— begin EXTRACTED RECORDS —
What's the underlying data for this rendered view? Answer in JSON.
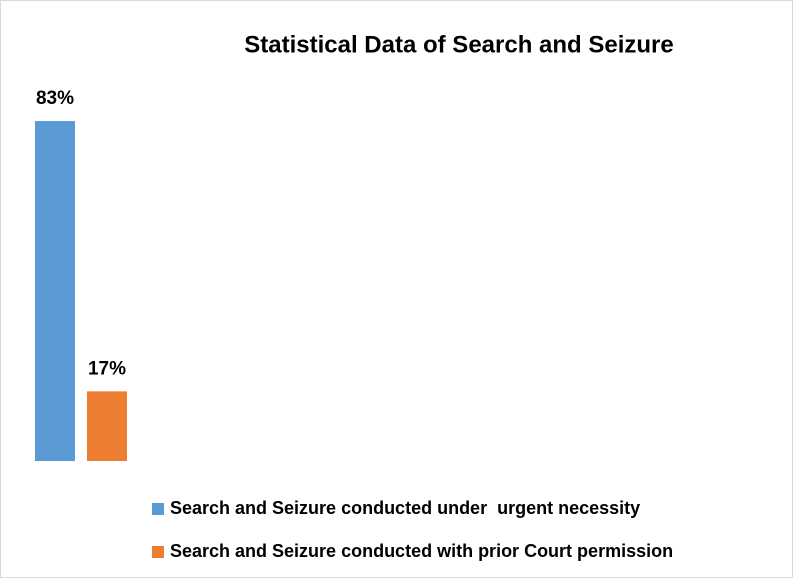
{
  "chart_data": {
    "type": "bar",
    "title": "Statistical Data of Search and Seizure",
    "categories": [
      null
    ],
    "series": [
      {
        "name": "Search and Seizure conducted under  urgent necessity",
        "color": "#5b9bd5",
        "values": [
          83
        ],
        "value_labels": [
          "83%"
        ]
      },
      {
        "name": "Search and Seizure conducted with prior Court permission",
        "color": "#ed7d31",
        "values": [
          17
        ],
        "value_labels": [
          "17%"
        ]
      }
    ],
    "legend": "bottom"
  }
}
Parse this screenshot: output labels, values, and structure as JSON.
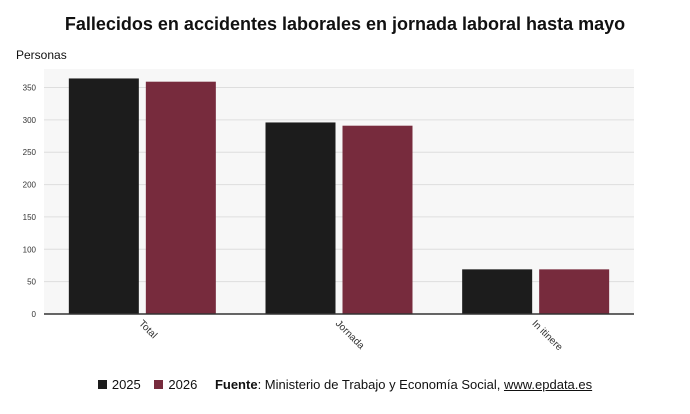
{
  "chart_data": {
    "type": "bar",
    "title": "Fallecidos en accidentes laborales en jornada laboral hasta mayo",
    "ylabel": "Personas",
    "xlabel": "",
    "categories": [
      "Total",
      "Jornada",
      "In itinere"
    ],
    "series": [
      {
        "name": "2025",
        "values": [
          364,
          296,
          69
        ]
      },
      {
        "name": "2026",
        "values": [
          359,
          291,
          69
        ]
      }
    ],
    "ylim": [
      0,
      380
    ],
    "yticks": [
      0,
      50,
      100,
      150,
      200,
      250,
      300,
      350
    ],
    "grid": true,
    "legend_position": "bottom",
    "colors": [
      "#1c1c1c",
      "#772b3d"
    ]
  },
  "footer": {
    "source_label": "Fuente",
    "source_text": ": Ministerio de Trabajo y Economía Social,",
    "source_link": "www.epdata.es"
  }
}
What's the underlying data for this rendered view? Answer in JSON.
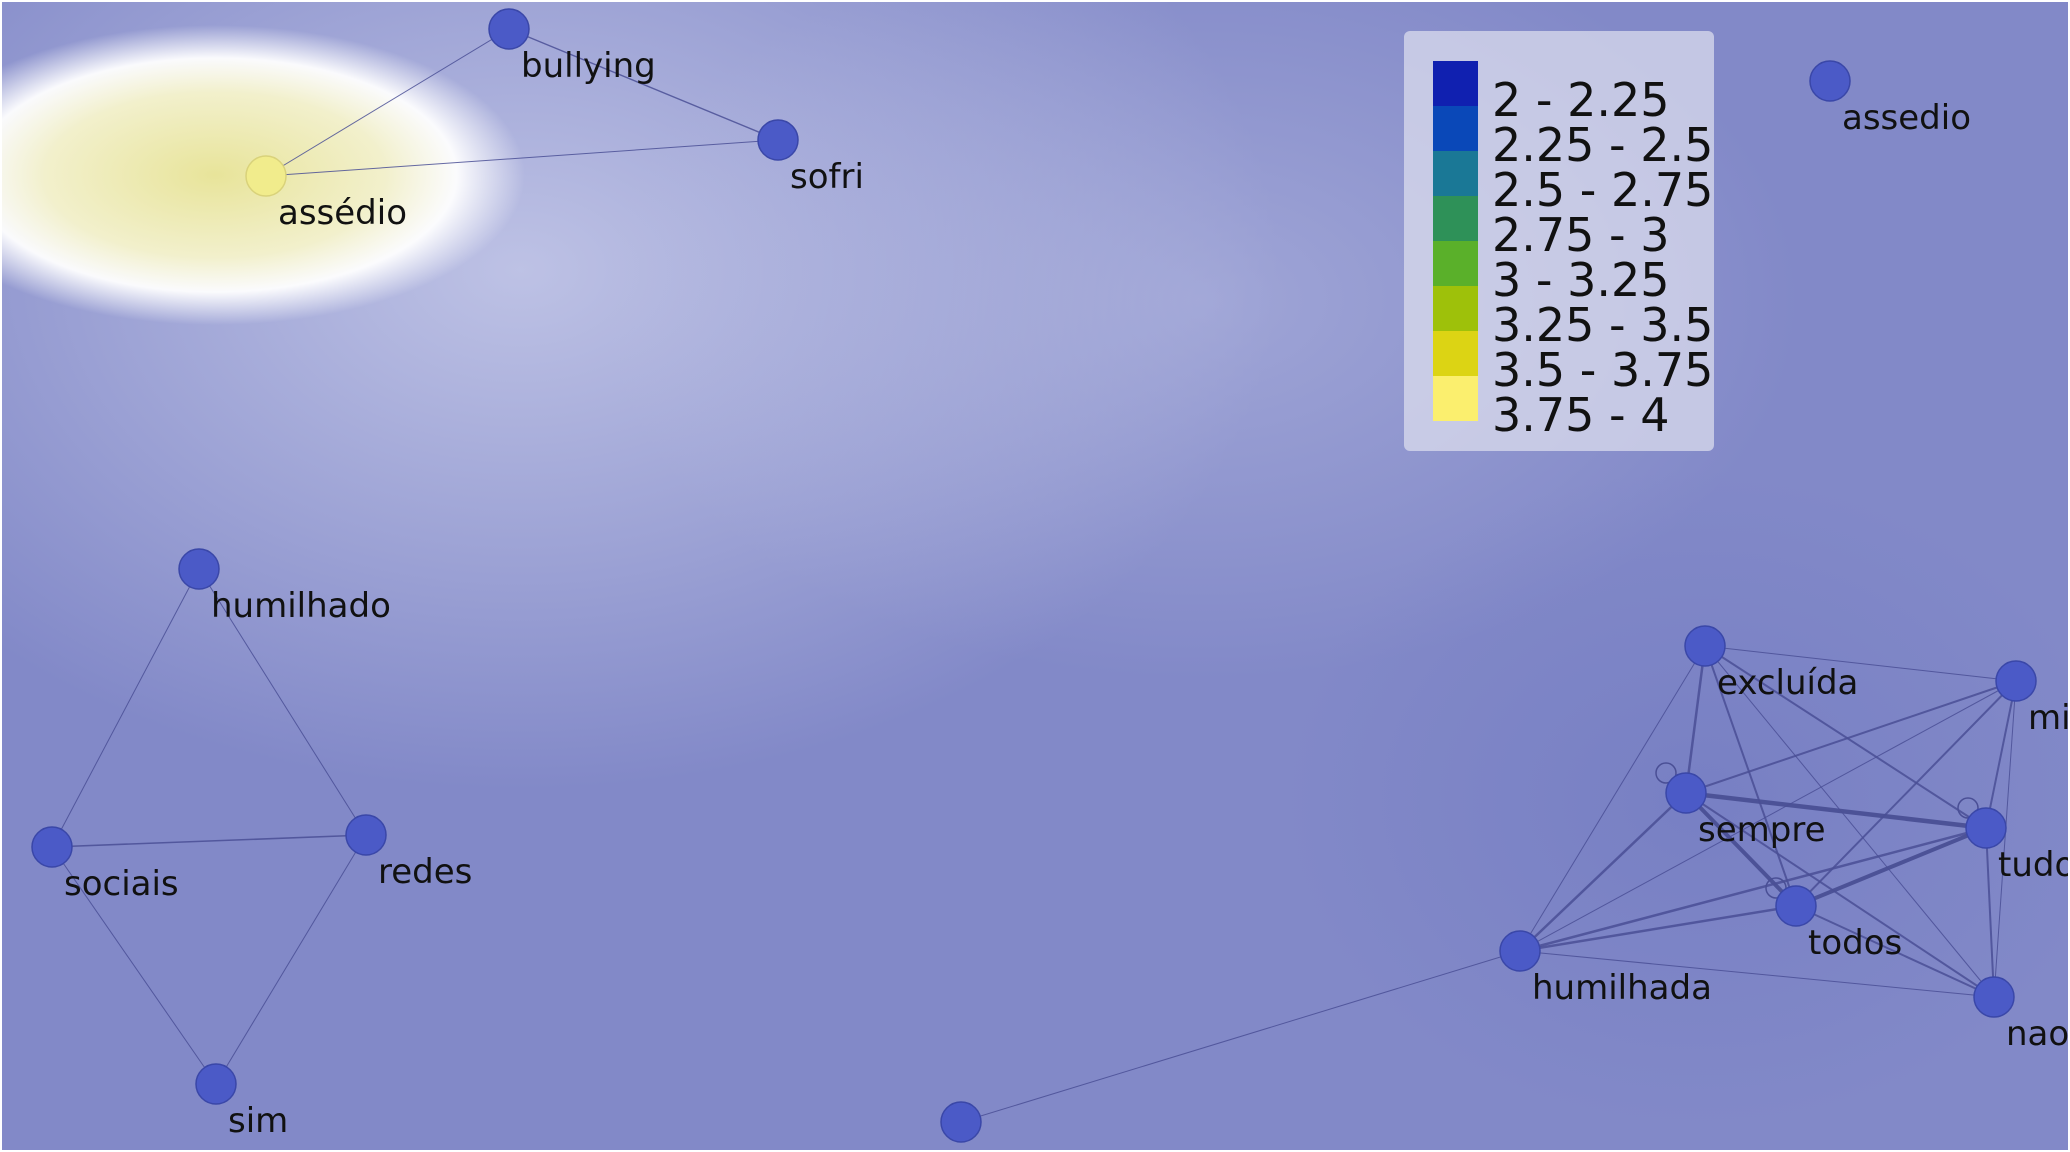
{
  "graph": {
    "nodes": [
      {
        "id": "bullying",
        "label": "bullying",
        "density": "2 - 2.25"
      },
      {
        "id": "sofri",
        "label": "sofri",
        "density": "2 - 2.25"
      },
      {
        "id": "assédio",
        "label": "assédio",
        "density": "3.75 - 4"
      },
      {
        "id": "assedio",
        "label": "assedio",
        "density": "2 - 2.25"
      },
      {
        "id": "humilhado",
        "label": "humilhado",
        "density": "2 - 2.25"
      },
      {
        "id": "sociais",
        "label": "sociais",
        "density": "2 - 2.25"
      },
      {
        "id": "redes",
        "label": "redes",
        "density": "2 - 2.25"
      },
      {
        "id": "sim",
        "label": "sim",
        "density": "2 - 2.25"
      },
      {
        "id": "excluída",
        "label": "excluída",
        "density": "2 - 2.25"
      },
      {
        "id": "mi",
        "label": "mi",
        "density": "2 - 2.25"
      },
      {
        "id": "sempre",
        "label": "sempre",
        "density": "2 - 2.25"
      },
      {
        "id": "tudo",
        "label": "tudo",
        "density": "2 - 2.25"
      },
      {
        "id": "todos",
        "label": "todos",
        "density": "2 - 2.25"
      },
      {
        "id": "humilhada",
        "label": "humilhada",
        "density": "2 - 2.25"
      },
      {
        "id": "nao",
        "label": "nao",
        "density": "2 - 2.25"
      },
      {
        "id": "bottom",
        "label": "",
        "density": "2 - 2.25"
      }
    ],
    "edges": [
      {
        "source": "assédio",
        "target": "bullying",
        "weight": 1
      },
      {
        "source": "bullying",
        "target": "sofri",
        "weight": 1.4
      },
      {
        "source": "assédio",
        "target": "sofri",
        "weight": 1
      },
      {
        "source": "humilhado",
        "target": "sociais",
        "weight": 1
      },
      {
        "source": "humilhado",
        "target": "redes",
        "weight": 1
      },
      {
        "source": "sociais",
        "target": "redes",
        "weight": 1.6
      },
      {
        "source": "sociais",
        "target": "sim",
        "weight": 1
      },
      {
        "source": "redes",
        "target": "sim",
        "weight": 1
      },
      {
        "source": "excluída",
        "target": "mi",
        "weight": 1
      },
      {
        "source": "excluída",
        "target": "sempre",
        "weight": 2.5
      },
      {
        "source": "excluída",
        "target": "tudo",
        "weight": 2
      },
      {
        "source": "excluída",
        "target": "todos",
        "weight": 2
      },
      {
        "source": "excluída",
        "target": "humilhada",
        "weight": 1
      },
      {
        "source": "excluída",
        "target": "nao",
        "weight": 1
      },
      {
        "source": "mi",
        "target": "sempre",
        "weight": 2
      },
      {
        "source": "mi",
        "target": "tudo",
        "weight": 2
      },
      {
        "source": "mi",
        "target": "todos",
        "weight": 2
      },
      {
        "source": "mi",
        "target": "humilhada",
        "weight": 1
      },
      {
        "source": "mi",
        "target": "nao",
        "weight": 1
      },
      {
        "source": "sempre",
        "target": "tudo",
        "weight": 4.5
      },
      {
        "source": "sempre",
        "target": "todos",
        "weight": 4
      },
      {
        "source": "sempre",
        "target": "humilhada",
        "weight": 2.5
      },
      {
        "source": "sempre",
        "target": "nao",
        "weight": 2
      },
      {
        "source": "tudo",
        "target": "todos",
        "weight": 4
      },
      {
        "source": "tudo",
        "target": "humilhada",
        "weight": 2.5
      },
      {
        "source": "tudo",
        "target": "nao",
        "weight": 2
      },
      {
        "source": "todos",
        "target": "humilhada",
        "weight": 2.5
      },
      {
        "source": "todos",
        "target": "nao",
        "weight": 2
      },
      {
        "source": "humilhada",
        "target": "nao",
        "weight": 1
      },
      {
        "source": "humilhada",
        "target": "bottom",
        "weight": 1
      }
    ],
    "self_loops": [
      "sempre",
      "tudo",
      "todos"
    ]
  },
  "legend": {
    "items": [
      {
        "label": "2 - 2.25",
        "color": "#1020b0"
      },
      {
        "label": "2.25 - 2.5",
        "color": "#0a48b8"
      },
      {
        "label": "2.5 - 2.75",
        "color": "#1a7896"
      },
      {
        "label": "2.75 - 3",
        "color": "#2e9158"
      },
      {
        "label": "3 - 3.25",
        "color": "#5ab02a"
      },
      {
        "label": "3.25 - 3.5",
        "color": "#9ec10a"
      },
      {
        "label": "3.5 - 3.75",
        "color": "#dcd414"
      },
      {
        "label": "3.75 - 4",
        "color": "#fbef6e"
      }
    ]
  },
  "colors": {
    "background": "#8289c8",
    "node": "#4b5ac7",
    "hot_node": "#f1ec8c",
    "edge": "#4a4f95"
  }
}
— end EXTRACTED RECORDS —
Pick every line with "redes" in it and copy it.

_TASK ANSWER:_
        "id": "redes",
        "label": "redes",
        "target": "redes",
        "target": "redes",
        "source": "redes",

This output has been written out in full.